- WHAT YOU ARE ASKED TO DO
Reproduce every line of the data below without any change, leaving out the pictures.

= = = = =

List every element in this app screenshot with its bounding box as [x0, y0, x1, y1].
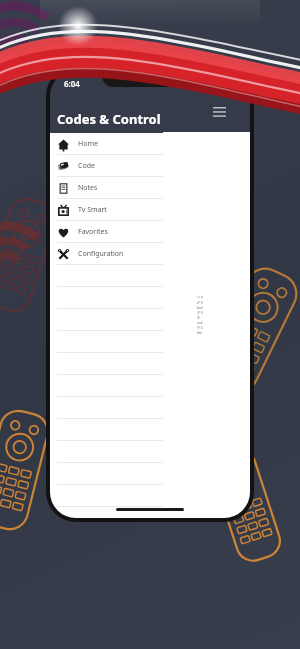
staticText: 1° P: [197, 296, 203, 300]
staticText: Configuration: [78, 249, 124, 259]
staticText: cod: [197, 321, 203, 325]
staticText: 3° E: [197, 311, 203, 315]
staticText: Code: [78, 161, 95, 171]
staticText: Favorites: [78, 227, 108, 237]
button[interactable]: Open navigation menu: [207, 100, 231, 124]
button[interactable]: Favorites: [50, 221, 163, 243]
button[interactable]: Notes: [50, 177, 163, 199]
button[interactable]: Configuration: [50, 243, 163, 265]
staticText: 5° S: [197, 326, 203, 330]
staticText: Tv Smart: [78, 205, 107, 215]
staticText: 2° S: [197, 301, 203, 305]
staticText: the: [197, 331, 202, 335]
button[interactable]: Code: [50, 155, 163, 177]
button[interactable]: Tv Smart: [50, 199, 163, 221]
staticText: Notes: [78, 183, 98, 193]
staticText: buil: [197, 306, 203, 310]
staticText: 4°: [197, 316, 202, 320]
staticText: Home: [78, 139, 98, 149]
staticText: Codes & Control: [57, 110, 161, 128]
staticText: 6:04: [64, 78, 80, 89]
button[interactable]: Home: [50, 133, 163, 155]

= = = = =

- RIGHT ANSWER
List every element in this app screenshot with its bounding box as [x0, y0, x1, y1].
staticText: 1° P: [197, 296, 203, 300]
staticText: Configuration: [78, 249, 124, 259]
staticText: cod: [197, 321, 203, 325]
staticText: 3° E: [197, 311, 203, 315]
staticText: Code: [78, 161, 95, 171]
staticText: Favorites: [78, 227, 108, 237]
button[interactable]: Open navigation menu: [207, 100, 231, 124]
button[interactable]: Favorites: [50, 221, 163, 243]
button[interactable]: Notes: [50, 177, 163, 199]
button[interactable]: Configuration: [50, 243, 163, 265]
staticText: 5° S: [197, 326, 203, 330]
staticText: Tv Smart: [78, 205, 107, 215]
staticText: 2° S: [197, 301, 203, 305]
staticText: the: [197, 331, 202, 335]
button[interactable]: Code: [50, 155, 163, 177]
button[interactable]: Tv Smart: [50, 199, 163, 221]
staticText: Notes: [78, 183, 98, 193]
staticText: buil: [197, 306, 203, 310]
staticText: 4°: [197, 316, 202, 320]
staticText: Home: [78, 139, 98, 149]
staticText: Codes & Control: [57, 110, 161, 128]
staticText: 6:04: [64, 78, 80, 89]
button[interactable]: Home: [50, 133, 163, 155]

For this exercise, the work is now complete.